Records for the exercise:
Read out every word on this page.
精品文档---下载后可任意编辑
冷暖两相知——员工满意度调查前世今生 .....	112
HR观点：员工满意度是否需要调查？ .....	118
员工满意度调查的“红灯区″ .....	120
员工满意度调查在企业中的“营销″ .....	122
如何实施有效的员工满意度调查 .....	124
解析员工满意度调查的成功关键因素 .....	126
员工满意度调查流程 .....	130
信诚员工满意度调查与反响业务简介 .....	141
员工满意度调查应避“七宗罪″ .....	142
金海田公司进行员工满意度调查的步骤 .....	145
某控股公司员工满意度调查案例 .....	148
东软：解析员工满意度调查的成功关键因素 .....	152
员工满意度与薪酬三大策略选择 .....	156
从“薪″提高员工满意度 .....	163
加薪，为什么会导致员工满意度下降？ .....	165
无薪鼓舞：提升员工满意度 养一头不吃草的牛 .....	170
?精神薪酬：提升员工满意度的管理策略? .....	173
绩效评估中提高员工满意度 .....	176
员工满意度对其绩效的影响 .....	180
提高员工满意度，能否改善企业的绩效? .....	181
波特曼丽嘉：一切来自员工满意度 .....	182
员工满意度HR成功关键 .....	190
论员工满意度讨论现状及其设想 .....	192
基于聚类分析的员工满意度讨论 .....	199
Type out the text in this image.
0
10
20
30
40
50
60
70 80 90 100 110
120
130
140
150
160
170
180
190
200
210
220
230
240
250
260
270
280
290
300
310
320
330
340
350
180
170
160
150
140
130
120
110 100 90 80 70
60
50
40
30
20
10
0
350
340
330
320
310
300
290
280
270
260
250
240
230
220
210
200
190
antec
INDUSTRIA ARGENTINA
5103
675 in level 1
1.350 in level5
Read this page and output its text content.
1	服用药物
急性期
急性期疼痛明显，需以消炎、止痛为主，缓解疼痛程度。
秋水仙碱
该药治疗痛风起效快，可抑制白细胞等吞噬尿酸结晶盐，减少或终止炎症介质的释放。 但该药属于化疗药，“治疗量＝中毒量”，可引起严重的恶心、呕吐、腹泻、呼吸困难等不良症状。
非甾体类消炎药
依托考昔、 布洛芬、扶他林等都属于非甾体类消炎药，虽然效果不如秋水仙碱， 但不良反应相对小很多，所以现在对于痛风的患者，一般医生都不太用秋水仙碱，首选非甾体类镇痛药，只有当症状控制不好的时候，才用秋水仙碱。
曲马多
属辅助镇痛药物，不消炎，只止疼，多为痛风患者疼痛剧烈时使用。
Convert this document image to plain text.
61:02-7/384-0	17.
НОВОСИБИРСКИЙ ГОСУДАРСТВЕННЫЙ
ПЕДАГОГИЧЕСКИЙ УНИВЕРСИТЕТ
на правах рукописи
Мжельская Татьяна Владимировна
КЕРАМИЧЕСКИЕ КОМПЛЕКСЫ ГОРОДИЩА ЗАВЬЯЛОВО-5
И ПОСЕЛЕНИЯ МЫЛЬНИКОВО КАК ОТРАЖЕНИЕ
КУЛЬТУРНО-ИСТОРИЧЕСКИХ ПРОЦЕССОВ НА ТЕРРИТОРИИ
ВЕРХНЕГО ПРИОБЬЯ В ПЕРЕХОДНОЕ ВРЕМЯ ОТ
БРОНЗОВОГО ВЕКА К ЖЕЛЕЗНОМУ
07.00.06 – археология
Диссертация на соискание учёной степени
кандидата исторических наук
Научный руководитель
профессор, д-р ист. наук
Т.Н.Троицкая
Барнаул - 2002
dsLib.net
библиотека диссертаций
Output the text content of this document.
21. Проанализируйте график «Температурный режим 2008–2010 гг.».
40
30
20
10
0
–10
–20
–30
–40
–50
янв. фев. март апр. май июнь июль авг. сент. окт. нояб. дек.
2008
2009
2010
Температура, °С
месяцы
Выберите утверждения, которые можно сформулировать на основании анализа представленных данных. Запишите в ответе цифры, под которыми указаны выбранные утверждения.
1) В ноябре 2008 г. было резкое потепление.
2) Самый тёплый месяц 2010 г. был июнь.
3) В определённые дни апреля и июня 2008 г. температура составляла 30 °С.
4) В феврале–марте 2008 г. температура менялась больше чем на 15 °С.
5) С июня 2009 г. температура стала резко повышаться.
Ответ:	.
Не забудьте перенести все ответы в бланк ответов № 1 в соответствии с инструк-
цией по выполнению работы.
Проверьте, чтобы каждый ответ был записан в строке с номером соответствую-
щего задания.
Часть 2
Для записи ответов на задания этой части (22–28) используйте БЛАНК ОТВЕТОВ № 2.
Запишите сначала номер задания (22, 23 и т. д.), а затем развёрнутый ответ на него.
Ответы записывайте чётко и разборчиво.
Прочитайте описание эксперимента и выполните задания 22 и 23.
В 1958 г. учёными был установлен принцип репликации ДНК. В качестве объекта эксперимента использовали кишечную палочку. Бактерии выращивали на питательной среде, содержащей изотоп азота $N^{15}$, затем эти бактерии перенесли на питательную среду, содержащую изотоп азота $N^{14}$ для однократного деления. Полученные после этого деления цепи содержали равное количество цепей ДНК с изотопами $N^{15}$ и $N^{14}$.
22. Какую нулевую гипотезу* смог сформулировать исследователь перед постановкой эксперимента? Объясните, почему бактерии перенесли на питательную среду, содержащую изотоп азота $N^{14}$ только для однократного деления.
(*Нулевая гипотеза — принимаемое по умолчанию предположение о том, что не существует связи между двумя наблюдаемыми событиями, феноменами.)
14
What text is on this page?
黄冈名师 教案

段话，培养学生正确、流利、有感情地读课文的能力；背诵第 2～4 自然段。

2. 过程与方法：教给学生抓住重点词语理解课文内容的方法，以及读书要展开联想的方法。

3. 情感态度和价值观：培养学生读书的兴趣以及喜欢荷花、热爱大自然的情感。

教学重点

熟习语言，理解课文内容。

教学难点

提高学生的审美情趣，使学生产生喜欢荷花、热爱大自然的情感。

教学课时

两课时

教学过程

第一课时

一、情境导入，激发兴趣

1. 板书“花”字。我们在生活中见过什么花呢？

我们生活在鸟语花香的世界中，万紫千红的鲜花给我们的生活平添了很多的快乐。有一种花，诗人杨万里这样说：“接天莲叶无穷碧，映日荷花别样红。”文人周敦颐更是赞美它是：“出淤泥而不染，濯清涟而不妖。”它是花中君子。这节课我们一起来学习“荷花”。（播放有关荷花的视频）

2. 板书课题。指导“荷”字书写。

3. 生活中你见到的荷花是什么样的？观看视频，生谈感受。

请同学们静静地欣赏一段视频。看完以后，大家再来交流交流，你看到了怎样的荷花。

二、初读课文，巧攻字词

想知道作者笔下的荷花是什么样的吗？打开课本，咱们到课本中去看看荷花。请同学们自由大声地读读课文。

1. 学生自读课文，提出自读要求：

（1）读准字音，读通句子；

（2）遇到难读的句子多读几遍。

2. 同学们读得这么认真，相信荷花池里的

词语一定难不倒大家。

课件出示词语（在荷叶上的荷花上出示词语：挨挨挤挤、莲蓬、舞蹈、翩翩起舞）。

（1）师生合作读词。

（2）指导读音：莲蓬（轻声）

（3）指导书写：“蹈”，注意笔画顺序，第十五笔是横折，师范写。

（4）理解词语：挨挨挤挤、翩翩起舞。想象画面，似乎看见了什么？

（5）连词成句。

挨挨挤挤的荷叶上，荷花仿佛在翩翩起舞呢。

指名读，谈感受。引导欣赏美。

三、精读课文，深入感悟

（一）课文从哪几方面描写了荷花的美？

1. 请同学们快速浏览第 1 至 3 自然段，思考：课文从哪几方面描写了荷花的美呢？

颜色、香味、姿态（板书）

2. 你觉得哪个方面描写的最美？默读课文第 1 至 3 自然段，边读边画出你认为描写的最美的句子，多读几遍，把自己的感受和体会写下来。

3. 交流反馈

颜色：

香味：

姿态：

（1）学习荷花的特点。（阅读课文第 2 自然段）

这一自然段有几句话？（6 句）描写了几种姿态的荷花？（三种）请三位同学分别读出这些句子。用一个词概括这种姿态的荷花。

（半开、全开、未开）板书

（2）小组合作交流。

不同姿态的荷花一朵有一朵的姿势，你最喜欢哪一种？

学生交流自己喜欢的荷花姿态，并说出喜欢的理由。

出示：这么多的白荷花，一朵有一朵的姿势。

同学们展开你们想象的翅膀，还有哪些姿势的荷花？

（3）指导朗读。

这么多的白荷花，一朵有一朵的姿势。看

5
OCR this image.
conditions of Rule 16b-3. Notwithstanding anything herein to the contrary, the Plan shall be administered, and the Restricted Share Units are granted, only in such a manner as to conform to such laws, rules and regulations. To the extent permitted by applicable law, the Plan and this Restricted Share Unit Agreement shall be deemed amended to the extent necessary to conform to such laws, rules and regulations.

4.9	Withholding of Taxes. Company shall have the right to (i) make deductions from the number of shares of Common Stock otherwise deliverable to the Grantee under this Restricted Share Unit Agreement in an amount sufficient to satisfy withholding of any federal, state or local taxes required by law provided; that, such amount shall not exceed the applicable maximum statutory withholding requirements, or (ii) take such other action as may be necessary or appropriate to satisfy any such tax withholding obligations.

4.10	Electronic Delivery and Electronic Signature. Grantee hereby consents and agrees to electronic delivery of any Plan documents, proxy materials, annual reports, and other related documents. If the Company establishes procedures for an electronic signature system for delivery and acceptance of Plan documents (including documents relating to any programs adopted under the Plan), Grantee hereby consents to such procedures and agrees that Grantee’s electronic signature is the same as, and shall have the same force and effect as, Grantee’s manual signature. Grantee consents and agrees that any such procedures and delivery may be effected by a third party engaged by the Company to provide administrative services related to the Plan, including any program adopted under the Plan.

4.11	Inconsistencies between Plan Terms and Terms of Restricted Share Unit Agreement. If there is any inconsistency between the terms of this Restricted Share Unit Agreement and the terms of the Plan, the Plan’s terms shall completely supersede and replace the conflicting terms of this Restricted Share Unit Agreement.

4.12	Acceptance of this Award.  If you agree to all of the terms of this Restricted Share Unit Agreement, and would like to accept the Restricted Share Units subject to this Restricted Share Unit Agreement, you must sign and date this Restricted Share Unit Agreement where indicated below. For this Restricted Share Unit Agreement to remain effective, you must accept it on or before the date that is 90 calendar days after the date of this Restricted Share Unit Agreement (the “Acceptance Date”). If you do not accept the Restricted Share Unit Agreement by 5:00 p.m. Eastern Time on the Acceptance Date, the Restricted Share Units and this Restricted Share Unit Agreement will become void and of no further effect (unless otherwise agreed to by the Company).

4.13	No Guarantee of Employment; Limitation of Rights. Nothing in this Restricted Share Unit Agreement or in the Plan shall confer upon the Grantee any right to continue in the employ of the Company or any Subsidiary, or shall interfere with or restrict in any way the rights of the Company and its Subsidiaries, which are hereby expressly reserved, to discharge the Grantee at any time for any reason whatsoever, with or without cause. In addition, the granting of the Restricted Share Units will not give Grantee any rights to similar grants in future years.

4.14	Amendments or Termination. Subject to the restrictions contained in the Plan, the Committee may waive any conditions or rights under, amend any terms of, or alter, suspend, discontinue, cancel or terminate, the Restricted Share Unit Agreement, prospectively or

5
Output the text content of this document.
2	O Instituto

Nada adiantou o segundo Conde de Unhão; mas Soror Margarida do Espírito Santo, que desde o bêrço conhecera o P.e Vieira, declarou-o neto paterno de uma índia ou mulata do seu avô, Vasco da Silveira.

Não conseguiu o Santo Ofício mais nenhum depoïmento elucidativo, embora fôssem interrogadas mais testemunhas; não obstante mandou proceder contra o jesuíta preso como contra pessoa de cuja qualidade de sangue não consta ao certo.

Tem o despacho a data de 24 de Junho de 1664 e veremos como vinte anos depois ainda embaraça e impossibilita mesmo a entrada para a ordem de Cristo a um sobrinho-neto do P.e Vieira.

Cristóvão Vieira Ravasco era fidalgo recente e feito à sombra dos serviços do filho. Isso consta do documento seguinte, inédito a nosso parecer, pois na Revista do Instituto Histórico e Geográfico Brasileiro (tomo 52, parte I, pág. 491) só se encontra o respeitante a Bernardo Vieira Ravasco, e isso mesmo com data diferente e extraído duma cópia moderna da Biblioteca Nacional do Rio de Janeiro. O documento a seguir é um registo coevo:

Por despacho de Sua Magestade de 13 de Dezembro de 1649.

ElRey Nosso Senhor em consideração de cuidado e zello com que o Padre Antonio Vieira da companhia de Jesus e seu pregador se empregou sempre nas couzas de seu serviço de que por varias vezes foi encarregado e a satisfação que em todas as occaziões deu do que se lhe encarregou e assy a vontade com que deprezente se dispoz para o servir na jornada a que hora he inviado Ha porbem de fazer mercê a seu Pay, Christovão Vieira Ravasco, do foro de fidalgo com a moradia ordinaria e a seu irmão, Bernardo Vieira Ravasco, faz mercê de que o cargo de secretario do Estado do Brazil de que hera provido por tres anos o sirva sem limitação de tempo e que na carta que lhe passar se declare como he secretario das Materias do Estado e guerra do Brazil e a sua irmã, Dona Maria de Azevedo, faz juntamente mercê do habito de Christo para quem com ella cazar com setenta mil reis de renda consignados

What the task requires: Filter the records, keeping only lines that contain "Santo", and show those lines.

Reply:
Nada adiantou o segundo Conde de Unhão; mas Soror Margarida do Espírito Santo, que desde o bêrço conhecera o P.e Vieira, declarou-o neto paterno de uma índia ou mulata do seu avô, Vasco da Silveira.
Não conseguiu o Santo Ofício mais nenhum depoïmento elucidativo, embora fôssem interrogadas mais testemunhas; não obstante mandou proceder contra o jesuíta preso como contra pessoa de cuja qualidade de sangue não consta ao certo.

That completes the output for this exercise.